## What this task involves
Keep the images out and copy every entry below exactly.

Input data below:

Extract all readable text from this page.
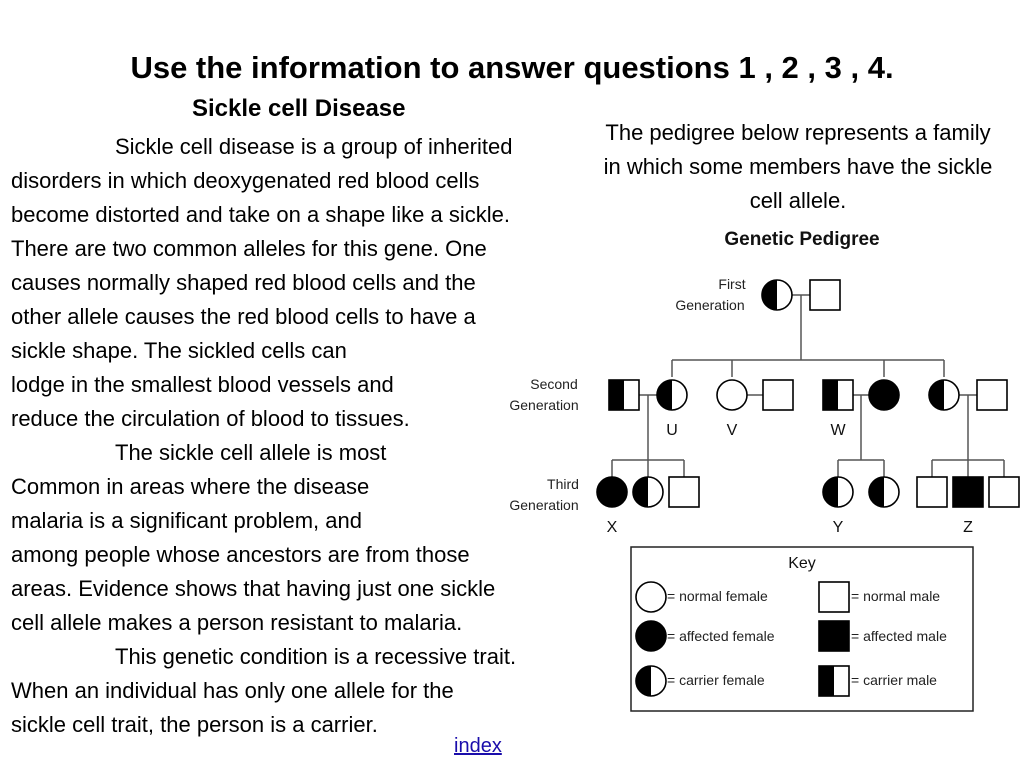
Use the information to answer questions 1 , 2 , 3 , 4.
Sickle cell Disease
Sickle cell disease is a group of inherited
disorders in which deoxygenated red blood cells
become distorted and take on a shape like a sickle.
There are two common alleles for this gene. One
causes normally shaped red blood cells and the
other allele causes the red blood cells to have a
sickle shape. The sickled cells can
lodge in the smallest blood vessels and
reduce the circulation of blood to tissues.
The sickle cell allele is most
Common in areas where the disease
malaria is a significant problem, and
among people whose ancestors are from those
areas. Evidence shows that having just one sickle
cell allele makes a person resistant to malaria.
This genetic condition is a recessive trait.
When an individual has only one allele for the
sickle cell trait, the person is a carrier.
The pedigree below represents a family in which some members have the sickle cell allele.
Genetic Pedigree
First
Generation
Second
Generation
Third
Generation
U	V	W
X	Y	Z
Key
= normal female
= affected female
= carrier female
= normal male
= affected male
= carrier male
index
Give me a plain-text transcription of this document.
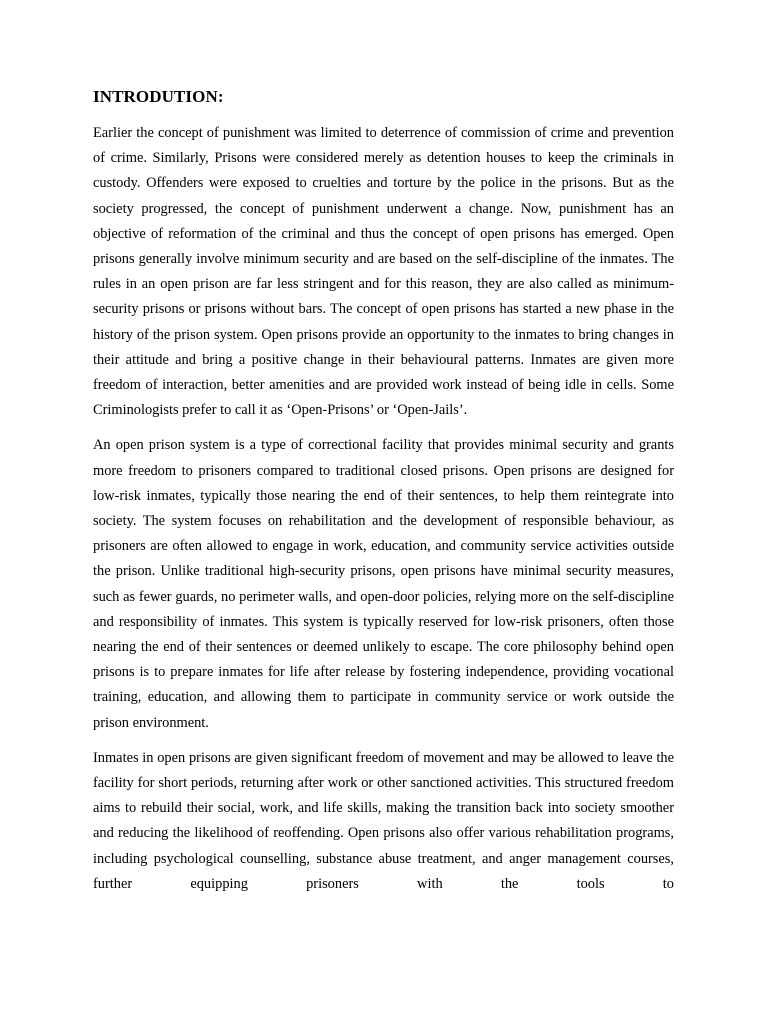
INTRODUTION:

Earlier the concept of punishment was limited to deterrence of commission of crime and prevention of crime. Similarly, Prisons were considered merely as detention houses to keep the criminals in custody. Offenders were exposed to cruelties and torture by the police in the prisons. But as the society progressed, the concept of punishment underwent a change. Now, punishment has an objective of reformation of the criminal and thus the concept of open prisons has emerged. Open prisons generally involve minimum security and are based on the self-discipline of the inmates. The rules in an open prison are far less stringent and for this reason, they are also called as minimum-security prisons or prisons without bars. The concept of open prisons has started a new phase in the history of the prison system. Open prisons provide an opportunity to the inmates to bring changes in their attitude and bring a positive change in their behavioural patterns. Inmates are given more freedom of interaction, better amenities and are provided work instead of being idle in cells. Some Criminologists prefer to call it as ‘Open-Prisons’ or ‘Open-Jails’.

An open prison system is a type of correctional facility that provides minimal security and grants more freedom to prisoners compared to traditional closed prisons. Open prisons are designed for low-risk inmates, typically those nearing the end of their sentences, to help them reintegrate into society. The system focuses on rehabilitation and the development of responsible behaviour, as prisoners are often allowed to engage in work, education, and community service activities outside the prison. Unlike traditional high-security prisons, open prisons have minimal security measures, such as fewer guards, no perimeter walls, and open-door policies, relying more on the self-discipline and responsibility of inmates. This system is typically reserved for low-risk prisoners, often those nearing the end of their sentences or deemed unlikely to escape. The core philosophy behind open prisons is to prepare inmates for life after release by fostering independence, providing vocational training, education, and allowing them to participate in community service or work outside the prison environment.

Inmates in open prisons are given significant freedom of movement and may be allowed to leave the facility for short periods, returning after work or other sanctioned activities. This structured freedom aims to rebuild their social, work, and life skills, making the transition back into society smoother and reducing the likelihood of reoffending. Open prisons also offer various rehabilitation programs, including psychological counselling, substance abuse treatment, and anger management courses, further equipping prisoners with the tools to
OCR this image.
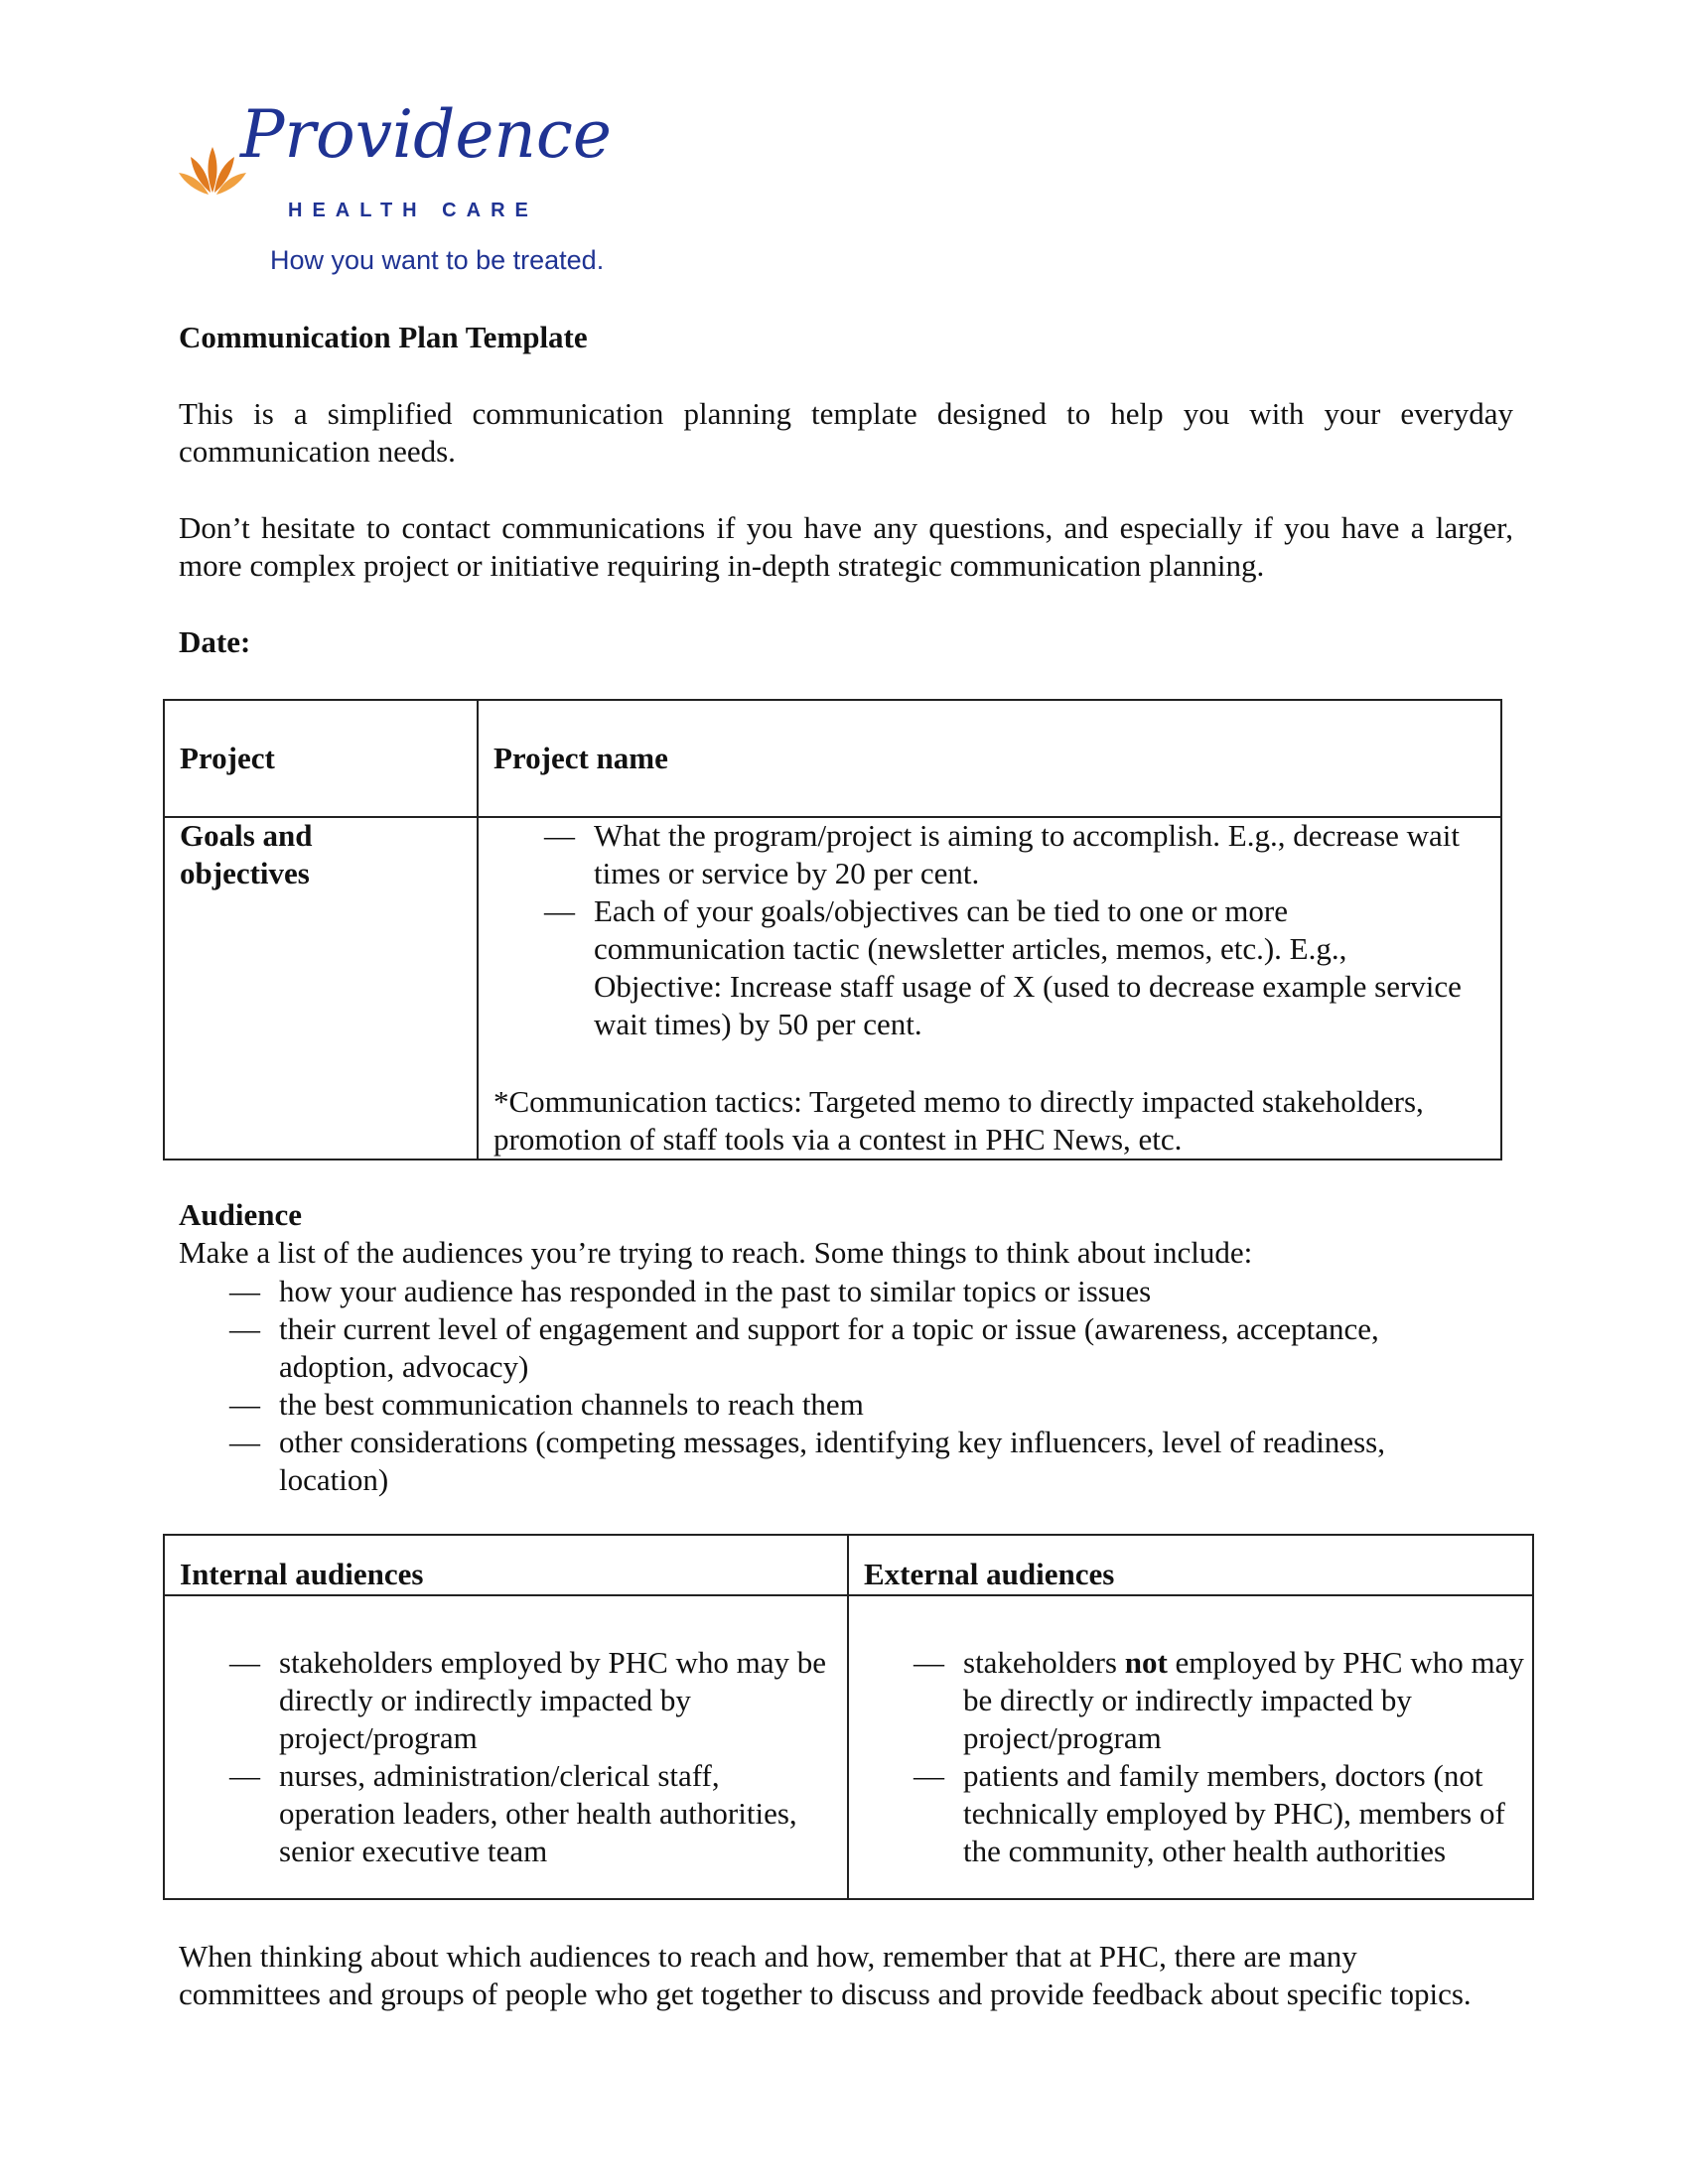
Providence
HEALTH CARE
How you want to be treated.
Communication Plan Template
This is a simplified communication planning template designed to help you with your everyday communication needs.
Don’t hesitate to contact communications if you have any questions, and especially if you have a larger, more complex project or initiative requiring in-depth strategic communication planning.
Date:
Project	Project name
Goals and
objectives
— What the program/project is aiming to accomplish. E.g., decrease wait times or service by 20 per cent.
— Each of your goals/objectives can be tied to one or more communication tactic (newsletter articles, memos, etc.). E.g., Objective: Increase staff usage of X (used to decrease example service wait times) by 50 per cent.
*Communication tactics: Targeted memo to directly impacted stakeholders, promotion of staff tools via a contest in PHC News, etc.
Audience
Make a list of the audiences you’re trying to reach. Some things to think about include:
— how your audience has responded in the past to similar topics or issues
— their current level of engagement and support for a topic or issue (awareness, acceptance, adoption, advocacy)
— the best communication channels to reach them
— other considerations (competing messages, identifying key influencers, level of readiness, location)
Internal audiences	External audiences
— stakeholders employed by PHC who may be directly or indirectly impacted by project/program
— nurses, administration/clerical staff, operation leaders, other health authorities, senior executive team
— stakeholders not employed by PHC who may be directly or indirectly impacted by project/program
— patients and family members, doctors (not technically employed by PHC), members of the community, other health authorities
When thinking about which audiences to reach and how, remember that at PHC, there are many committees and groups of people who get together to discuss and provide feedback about specific topics.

End of Input data.

## Written solution
Extract all readable text from this page.
Use the information to answer questions 1 , 2 , 3 , 4.
Sickle cell Disease
Sickle cell disease is a group of inherited
disorders in which deoxygenated red blood cells
become distorted and take on a shape like a sickle.
There are two common alleles for this gene. One
causes normally shaped red blood cells and the
other allele causes the red blood cells to have a
sickle shape. The sickled cells can
lodge in the smallest blood vessels and
reduce the circulation of blood to tissues.
The sickle cell allele is most
Common in areas where the disease
malaria is a significant problem, and
among people whose ancestors are from those
areas. Evidence shows that having just one sickle
cell allele makes a person resistant to malaria.
This genetic condition is a recessive trait.
When an individual has only one allele for the
sickle cell trait, the person is a carrier.
The pedigree below represents a family in which some members have the sickle cell allele.
Genetic Pedigree
First
Generation
Second
Generation
Third
Generation
U	V	W
X	Y	Z
Key
= normal female
= affected female
= carrier female
= normal male
= affected male
= carrier male
index
Give me a plain-text transcription of this document.
INTRODUTION:

Earlier the concept of punishment was limited to deterrence of commission of crime and prevention of crime. Similarly, Prisons were considered merely as detention houses to keep the criminals in custody. Offenders were exposed to cruelties and torture by the police in the prisons. But as the society progressed, the concept of punishment underwent a change. Now, punishment has an objective of reformation of the criminal and thus the concept of open prisons has emerged. Open prisons generally involve minimum security and are based on the self-discipline of the inmates. The rules in an open prison are far less stringent and for this reason, they are also called as minimum-security prisons or prisons without bars. The concept of open prisons has started a new phase in the history of the prison system. Open prisons provide an opportunity to the inmates to bring changes in their attitude and bring a positive change in their behavioural patterns. Inmates are given more freedom of interaction, better amenities and are provided work instead of being idle in cells. Some Criminologists prefer to call it as ‘Open-Prisons’ or ‘Open-Jails’.

An open prison system is a type of correctional facility that provides minimal security and grants more freedom to prisoners compared to traditional closed prisons. Open prisons are designed for low-risk inmates, typically those nearing the end of their sentences, to help them reintegrate into society. The system focuses on rehabilitation and the development of responsible behaviour, as prisoners are often allowed to engage in work, education, and community service activities outside the prison. Unlike traditional high-security prisons, open prisons have minimal security measures, such as fewer guards, no perimeter walls, and open-door policies, relying more on the self-discipline and responsibility of inmates. This system is typically reserved for low-risk prisoners, often those nearing the end of their sentences or deemed unlikely to escape. The core philosophy behind open prisons is to prepare inmates for life after release by fostering independence, providing vocational training, education, and allowing them to participate in community service or work outside the prison environment.

Inmates in open prisons are given significant freedom of movement and may be allowed to leave the facility for short periods, returning after work or other sanctioned activities. This structured freedom aims to rebuild their social, work, and life skills, making the transition back into society smoother and reducing the likelihood of reoffending. Open prisons also offer various rehabilitation programs, including psychological counselling, substance abuse treatment, and anger management courses, further equipping prisoners with the tools to
OCR this image.
Providence
HEALTH CARE
How you want to be treated.
Communication Plan Template
This is a simplified communication planning template designed to help you with your everyday communication needs.
Don’t hesitate to contact communications if you have any questions, and especially if you have a larger, more complex project or initiative requiring in-depth strategic communication planning.
Date:
Project	Project name
Goals and
objectives
— What the program/project is aiming to accomplish. E.g., decrease wait times or service by 20 per cent.
— Each of your goals/objectives can be tied to one or more communication tactic (newsletter articles, memos, etc.). E.g., Objective: Increase staff usage of X (used to decrease example service wait times) by 50 per cent.
*Communication tactics: Targeted memo to directly impacted stakeholders, promotion of staff tools via a contest in PHC News, etc.
Audience
Make a list of the audiences you’re trying to reach. Some things to think about include:
— how your audience has responded in the past to similar topics or issues
— their current level of engagement and support for a topic or issue (awareness, acceptance, adoption, advocacy)
— the best communication channels to reach them
— other considerations (competing messages, identifying key influencers, level of readiness, location)
Internal audiences	External audiences
— stakeholders employed by PHC who may be directly or indirectly impacted by project/program
— nurses, administration/clerical staff, operation leaders, other health authorities, senior executive team
— stakeholders not employed by PHC who may be directly or indirectly impacted by project/program
— patients and family members, doctors (not technically employed by PHC), members of the community, other health authorities
When thinking about which audiences to reach and how, remember that at PHC, there are many committees and groups of people who get together to discuss and provide feedback about specific topics.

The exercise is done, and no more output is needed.